— START —

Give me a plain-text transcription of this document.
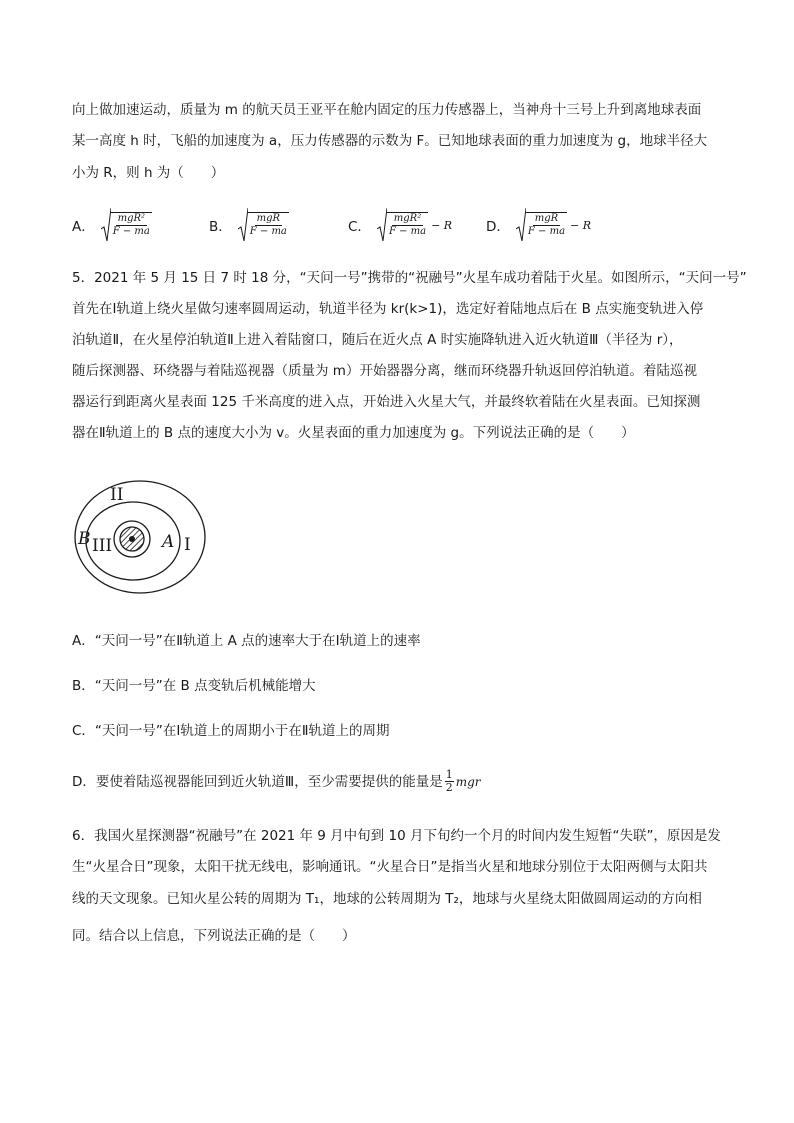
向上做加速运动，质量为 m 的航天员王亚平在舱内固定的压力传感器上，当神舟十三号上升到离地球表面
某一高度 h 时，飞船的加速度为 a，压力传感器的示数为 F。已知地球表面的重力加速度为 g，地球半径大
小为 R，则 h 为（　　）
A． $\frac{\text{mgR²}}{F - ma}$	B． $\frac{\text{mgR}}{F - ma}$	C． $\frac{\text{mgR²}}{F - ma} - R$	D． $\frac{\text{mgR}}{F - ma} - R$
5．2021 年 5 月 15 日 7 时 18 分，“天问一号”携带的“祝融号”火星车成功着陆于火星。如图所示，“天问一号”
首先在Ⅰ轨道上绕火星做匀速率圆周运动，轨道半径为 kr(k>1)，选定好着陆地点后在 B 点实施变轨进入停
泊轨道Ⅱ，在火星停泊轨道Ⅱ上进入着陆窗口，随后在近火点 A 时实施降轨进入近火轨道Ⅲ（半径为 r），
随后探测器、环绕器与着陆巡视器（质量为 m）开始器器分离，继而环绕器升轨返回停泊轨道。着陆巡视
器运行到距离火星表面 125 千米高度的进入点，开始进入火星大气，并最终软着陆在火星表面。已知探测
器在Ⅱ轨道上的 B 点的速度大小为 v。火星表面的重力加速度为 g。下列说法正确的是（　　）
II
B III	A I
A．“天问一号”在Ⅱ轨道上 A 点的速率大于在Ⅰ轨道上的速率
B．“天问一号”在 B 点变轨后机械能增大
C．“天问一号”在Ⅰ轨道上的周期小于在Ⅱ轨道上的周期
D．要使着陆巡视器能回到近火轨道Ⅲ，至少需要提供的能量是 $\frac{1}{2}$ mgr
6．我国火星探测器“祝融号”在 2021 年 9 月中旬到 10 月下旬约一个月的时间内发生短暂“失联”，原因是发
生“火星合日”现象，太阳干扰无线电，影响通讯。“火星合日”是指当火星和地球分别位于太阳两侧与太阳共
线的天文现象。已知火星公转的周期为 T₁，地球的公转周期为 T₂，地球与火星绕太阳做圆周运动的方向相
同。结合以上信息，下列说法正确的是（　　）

— END —
— START —

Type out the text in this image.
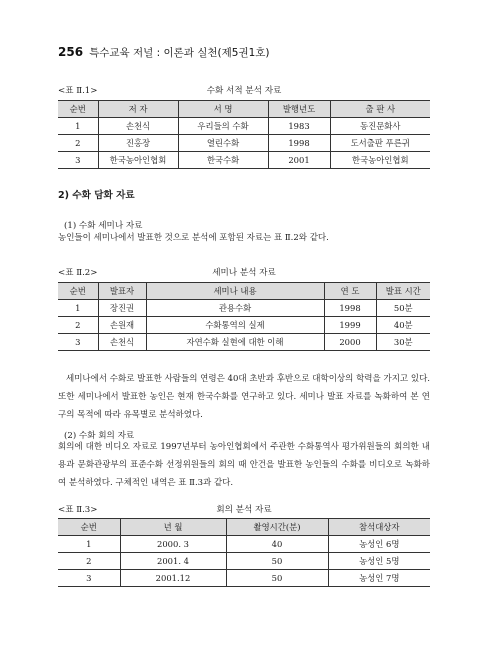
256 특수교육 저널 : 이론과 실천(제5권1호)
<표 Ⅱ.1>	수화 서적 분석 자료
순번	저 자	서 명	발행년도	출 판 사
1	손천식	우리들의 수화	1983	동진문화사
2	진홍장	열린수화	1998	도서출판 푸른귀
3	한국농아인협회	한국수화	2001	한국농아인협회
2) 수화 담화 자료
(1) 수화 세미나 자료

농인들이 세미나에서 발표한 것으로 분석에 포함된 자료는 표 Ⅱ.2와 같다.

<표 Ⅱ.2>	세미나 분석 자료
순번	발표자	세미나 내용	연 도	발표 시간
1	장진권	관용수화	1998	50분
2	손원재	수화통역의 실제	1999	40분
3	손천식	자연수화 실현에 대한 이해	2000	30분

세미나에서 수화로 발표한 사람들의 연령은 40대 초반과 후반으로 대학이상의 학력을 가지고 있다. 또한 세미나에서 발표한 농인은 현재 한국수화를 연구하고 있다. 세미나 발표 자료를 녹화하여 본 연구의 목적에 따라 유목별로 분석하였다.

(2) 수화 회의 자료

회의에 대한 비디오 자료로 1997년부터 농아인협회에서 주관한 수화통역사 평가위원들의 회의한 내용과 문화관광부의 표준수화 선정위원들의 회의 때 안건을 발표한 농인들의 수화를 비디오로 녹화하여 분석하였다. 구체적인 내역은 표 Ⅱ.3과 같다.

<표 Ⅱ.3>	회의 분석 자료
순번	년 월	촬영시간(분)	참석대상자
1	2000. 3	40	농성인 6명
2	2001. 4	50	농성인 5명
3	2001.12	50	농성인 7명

— END —
— START —

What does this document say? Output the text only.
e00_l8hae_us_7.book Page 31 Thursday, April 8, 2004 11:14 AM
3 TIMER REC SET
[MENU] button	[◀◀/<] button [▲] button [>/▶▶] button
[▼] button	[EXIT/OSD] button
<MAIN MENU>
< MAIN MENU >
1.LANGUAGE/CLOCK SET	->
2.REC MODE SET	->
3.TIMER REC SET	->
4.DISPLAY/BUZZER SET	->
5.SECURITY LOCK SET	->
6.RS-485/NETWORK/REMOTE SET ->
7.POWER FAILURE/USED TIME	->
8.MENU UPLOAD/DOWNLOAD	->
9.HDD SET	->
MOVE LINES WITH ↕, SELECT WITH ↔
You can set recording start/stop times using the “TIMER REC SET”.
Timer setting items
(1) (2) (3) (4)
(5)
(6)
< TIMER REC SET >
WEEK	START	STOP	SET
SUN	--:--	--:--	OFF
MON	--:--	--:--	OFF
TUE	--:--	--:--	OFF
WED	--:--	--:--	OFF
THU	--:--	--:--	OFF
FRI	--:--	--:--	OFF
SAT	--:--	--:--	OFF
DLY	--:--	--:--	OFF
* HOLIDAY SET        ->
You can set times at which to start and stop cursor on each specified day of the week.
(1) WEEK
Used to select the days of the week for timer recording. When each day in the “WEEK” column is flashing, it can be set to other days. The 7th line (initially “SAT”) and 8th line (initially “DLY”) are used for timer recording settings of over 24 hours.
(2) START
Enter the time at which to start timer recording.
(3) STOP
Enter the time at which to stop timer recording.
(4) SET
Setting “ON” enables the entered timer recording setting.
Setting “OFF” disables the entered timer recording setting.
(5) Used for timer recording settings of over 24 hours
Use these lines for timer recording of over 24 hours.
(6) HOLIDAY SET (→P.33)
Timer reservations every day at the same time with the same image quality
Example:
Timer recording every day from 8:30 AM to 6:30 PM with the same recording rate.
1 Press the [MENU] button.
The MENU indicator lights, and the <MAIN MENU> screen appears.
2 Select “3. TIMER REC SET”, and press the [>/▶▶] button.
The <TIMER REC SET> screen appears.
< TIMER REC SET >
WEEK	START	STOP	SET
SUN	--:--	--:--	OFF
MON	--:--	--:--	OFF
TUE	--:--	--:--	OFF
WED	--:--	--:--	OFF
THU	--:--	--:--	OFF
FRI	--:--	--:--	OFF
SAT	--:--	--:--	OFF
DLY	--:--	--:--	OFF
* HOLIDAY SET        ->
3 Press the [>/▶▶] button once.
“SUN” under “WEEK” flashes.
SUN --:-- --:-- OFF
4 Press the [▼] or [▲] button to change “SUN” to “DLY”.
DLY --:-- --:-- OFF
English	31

— END —

* **Instruction**:
Find the string "녹화하여" in the entries above and return each line that holds it.

* **Exercise output**:
세미나에서 수화로 발표한 사람들의 연령은 40대 초반과 후반으로 대학이상의 학력을 가지고 있다. 또한 세미나에서 발표한 농인은 현재 한국수화를 연구하고 있다. 세미나 발표 자료를 녹화하여 본 연구의 목적에 따라 유목별로 분석하였다.
회의에 대한 비디오 자료로 1997년부터 농아인협회에서 주관한 수화통역사 평가위원들의 회의한 내용과 문화관광부의 표준수화 선정위원들의 회의 때 안건을 발표한 농인들의 수화를 비디오로 녹화하여 분석하였다. 구체적인 내역은 표 Ⅱ.3과 같다.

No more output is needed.